Records provided Block Start

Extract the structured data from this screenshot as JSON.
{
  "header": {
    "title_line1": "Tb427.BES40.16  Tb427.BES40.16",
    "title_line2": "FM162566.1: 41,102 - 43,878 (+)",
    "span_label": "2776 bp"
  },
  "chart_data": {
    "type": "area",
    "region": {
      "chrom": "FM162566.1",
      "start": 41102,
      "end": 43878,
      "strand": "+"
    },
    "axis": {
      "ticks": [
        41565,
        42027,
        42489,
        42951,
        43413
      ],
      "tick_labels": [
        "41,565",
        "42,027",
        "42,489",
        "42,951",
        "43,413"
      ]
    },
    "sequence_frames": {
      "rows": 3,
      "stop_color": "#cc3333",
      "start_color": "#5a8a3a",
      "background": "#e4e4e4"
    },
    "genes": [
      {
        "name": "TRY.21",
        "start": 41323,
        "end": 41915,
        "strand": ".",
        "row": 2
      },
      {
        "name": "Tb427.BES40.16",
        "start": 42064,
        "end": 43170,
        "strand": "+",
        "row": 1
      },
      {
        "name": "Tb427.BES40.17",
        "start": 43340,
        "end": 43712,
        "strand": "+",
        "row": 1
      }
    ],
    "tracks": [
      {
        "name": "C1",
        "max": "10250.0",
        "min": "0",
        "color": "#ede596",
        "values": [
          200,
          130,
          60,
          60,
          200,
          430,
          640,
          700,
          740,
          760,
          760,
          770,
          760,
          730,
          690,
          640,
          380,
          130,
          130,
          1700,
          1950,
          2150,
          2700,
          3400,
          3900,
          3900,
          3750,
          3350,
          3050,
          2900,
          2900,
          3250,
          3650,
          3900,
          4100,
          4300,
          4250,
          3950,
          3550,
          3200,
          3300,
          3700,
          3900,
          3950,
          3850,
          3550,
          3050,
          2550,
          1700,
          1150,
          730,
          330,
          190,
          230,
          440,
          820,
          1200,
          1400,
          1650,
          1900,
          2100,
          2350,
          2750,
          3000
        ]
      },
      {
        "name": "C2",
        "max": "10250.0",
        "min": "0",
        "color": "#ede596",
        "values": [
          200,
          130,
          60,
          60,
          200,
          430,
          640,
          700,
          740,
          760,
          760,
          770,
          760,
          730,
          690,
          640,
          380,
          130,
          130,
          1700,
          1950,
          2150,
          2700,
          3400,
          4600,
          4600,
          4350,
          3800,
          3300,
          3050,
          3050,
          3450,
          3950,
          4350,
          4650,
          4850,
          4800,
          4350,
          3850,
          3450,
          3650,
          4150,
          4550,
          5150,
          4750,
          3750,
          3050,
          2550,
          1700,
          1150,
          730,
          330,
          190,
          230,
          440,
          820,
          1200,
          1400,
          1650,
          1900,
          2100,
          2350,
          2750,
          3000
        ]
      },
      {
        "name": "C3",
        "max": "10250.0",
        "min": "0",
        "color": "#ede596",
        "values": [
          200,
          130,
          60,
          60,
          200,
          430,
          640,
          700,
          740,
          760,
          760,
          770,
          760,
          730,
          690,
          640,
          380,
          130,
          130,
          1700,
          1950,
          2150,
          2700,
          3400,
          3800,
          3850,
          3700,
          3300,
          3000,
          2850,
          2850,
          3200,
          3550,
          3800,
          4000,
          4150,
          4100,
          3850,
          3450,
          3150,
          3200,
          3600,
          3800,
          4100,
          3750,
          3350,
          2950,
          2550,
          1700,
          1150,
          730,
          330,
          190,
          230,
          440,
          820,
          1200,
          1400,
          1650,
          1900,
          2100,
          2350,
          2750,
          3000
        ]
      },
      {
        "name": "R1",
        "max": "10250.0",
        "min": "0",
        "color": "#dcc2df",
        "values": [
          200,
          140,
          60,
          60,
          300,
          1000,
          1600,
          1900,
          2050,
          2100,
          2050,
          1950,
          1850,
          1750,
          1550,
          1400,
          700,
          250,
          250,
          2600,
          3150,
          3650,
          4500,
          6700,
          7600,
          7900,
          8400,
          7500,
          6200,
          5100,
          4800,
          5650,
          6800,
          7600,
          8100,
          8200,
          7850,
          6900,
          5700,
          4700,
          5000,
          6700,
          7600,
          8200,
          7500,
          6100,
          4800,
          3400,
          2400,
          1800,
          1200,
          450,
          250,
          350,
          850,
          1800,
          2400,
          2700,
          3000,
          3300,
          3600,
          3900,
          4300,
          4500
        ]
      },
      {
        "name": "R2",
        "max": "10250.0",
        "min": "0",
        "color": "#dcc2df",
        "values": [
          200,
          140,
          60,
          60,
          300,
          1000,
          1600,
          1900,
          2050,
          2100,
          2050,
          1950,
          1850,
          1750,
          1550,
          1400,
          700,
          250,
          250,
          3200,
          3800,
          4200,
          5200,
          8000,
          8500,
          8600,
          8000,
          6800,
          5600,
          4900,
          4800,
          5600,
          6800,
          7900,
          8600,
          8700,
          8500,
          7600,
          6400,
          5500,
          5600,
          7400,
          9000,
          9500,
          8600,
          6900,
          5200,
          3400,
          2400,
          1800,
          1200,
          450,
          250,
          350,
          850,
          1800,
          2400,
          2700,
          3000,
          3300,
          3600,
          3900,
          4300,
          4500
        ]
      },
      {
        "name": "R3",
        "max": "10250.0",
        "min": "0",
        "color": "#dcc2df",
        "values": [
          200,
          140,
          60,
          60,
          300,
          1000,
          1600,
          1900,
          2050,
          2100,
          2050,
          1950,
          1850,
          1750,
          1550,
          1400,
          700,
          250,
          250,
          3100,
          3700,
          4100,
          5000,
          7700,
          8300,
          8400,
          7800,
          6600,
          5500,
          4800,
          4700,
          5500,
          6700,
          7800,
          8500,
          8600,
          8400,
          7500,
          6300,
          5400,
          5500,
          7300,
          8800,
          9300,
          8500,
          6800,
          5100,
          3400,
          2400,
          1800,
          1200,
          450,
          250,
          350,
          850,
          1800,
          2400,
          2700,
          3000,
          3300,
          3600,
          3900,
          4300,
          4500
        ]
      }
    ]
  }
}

Records provided Block End

# The problem:
A verbatim copy of every entry is required.

# Task output:
Extract the structured data from this screenshot as JSON.
{
  "header": {
    "title_line1": "Tb427.BES40.16  Tb427.BES40.16",
    "title_line2": "FM162566.1: 41,102 - 43,878 (+)",
    "span_label": "2776 bp"
  },
  "chart_data": {
    "type": "area",
    "region": {
      "chrom": "FM162566.1",
      "start": 41102,
      "end": 43878,
      "strand": "+"
    },
    "axis": {
      "ticks": [
        41565,
        42027,
        42489,
        42951,
        43413
      ],
      "tick_labels": [
        "41,565",
        "42,027",
        "42,489",
        "42,951",
        "43,413"
      ]
    },
    "sequence_frames": {
      "rows": 3,
      "stop_color": "#cc3333",
      "start_color": "#5a8a3a",
      "background": "#e4e4e4"
    },
    "genes": [
      {
        "name": "TRY.21",
        "start": 41323,
        "end": 41915,
        "strand": ".",
        "row": 2
      },
      {
        "name": "Tb427.BES40.16",
        "start": 42064,
        "end": 43170,
        "strand": "+",
        "row": 1
      },
      {
        "name": "Tb427.BES40.17",
        "start": 43340,
        "end": 43712,
        "strand": "+",
        "row": 1
      }
    ],
    "tracks": [
      {
        "name": "C1",
        "max": "10250.0",
        "min": "0",
        "color": "#ede596",
        "values": [
          200,
          130,
          60,
          60,
          200,
          430,
          640,
          700,
          740,
          760,
          760,
          770,
          760,
          730,
          690,
          640,
          380,
          130,
          130,
          1700,
          1950,
          2150,
          2700,
          3400,
          3900,
          3900,
          3750,
          3350,
          3050,
          2900,
          2900,
          3250,
          3650,
          3900,
          4100,
          4300,
          4250,
          3950,
          3550,
          3200,
          3300,
          3700,
          3900,
          3950,
          3850,
          3550,
          3050,
          2550,
          1700,
          1150,
          730,
          330,
          190,
          230,
          440,
          820,
          1200,
          1400,
          1650,
          1900,
          2100,
          2350,
          2750,
          3000
        ]
      },
      {
        "name": "C2",
        "max": "10250.0",
        "min": "0",
        "color": "#ede596",
        "values": [
          200,
          130,
          60,
          60,
          200,
          430,
          640,
          700,
          740,
          760,
          760,
          770,
          760,
          730,
          690,
          640,
          380,
          130,
          130,
          1700,
          1950,
          2150,
          2700,
          3400,
          4600,
          4600,
          4350,
          3800,
          3300,
          3050,
          3050,
          3450,
          3950,
          4350,
          4650,
          4850,
          4800,
          4350,
          3850,
          3450,
          3650,
          4150,
          4550,
          5150,
          4750,
          3750,
          3050,
          2550,
          1700,
          1150,
          730,
          330,
          190,
          230,
          440,
          820,
          1200,
          1400,
          1650,
          1900,
          2100,
          2350,
          2750,
          3000
        ]
      },
      {
        "name": "C3",
        "max": "10250.0",
        "min": "0",
        "color": "#ede596",
        "values": [
          200,
          130,
          60,
          60,
          200,
          430,
          640,
          700,
          740,
          760,
          760,
          770,
          760,
          730,
          690,
          640,
          380,
          130,
          130,
          1700,
          1950,
          2150,
          2700,
          3400,
          3800,
          3850,
          3700,
          3300,
          3000,
          2850,
          2850,
          3200,
          3550,
          3800,
          4000,
          4150,
          4100,
          3850,
          3450,
          3150,
          3200,
          3600,
          3800,
          4100,
          3750,
          3350,
          2950,
          2550,
          1700,
          1150,
          730,
          330,
          190,
          230,
          440,
          820,
          1200,
          1400,
          1650,
          1900,
          2100,
          2350,
          2750,
          3000
        ]
      },
      {
        "name": "R1",
        "max": "10250.0",
        "min": "0",
        "color": "#dcc2df",
        "values": [
          200,
          140,
          60,
          60,
          300,
          1000,
          1600,
          1900,
          2050,
          2100,
          2050,
          1950,
          1850,
          1750,
          1550,
          1400,
          700,
          250,
          250,
          2600,
          3150,
          3650,
          4500,
          6700,
          7600,
          7900,
          8400,
          7500,
          6200,
          5100,
          4800,
          5650,
          6800,
          7600,
          8100,
          8200,
          7850,
          6900,
          5700,
          4700,
          5000,
          6700,
          7600,
          8200,
          7500,
          6100,
          4800,
          3400,
          2400,
          1800,
          1200,
          450,
          250,
          350,
          850,
          1800,
          2400,
          2700,
          3000,
          3300,
          3600,
          3900,
          4300,
          4500
        ]
      },
      {
        "name": "R2",
        "max": "10250.0",
        "min": "0",
        "color": "#dcc2df",
        "values": [
          200,
          140,
          60,
          60,
          300,
          1000,
          1600,
          1900,
          2050,
          2100,
          2050,
          1950,
          1850,
          1750,
          1550,
          1400,
          700,
          250,
          250,
          3200,
          3800,
          4200,
          5200,
          8000,
          8500,
          8600,
          8000,
          6800,
          5600,
          4900,
          4800,
          5600,
          6800,
          7900,
          8600,
          8700,
          8500,
          7600,
          6400,
          5500,
          5600,
          7400,
          9000,
          9500,
          8600,
          6900,
          5200,
          3400,
          2400,
          1800,
          1200,
          450,
          250,
          350,
          850,
          1800,
          2400,
          2700,
          3000,
          3300,
          3600,
          3900,
          4300,
          4500
        ]
      },
      {
        "name": "R3",
        "max": "10250.0",
        "min": "0",
        "color": "#dcc2df",
        "values": [
          200,
          140,
          60,
          60,
          300,
          1000,
          1600,
          1900,
          2050,
          2100,
          2050,
          1950,
          1850,
          1750,
          1550,
          1400,
          700,
          250,
          250,
          3100,
          3700,
          4100,
          5000,
          7700,
          8300,
          8400,
          7800,
          6600,
          5500,
          4800,
          4700,
          5500,
          6700,
          7800,
          8500,
          8600,
          8400,
          7500,
          6300,
          5400,
          5500,
          7300,
          8800,
          9300,
          8500,
          6800,
          5100,
          3400,
          2400,
          1800,
          1200,
          450,
          250,
          350,
          850,
          1800,
          2400,
          2700,
          3000,
          3300,
          3600,
          3900,
          4300,
          4500
        ]
      }
    ]
  }
}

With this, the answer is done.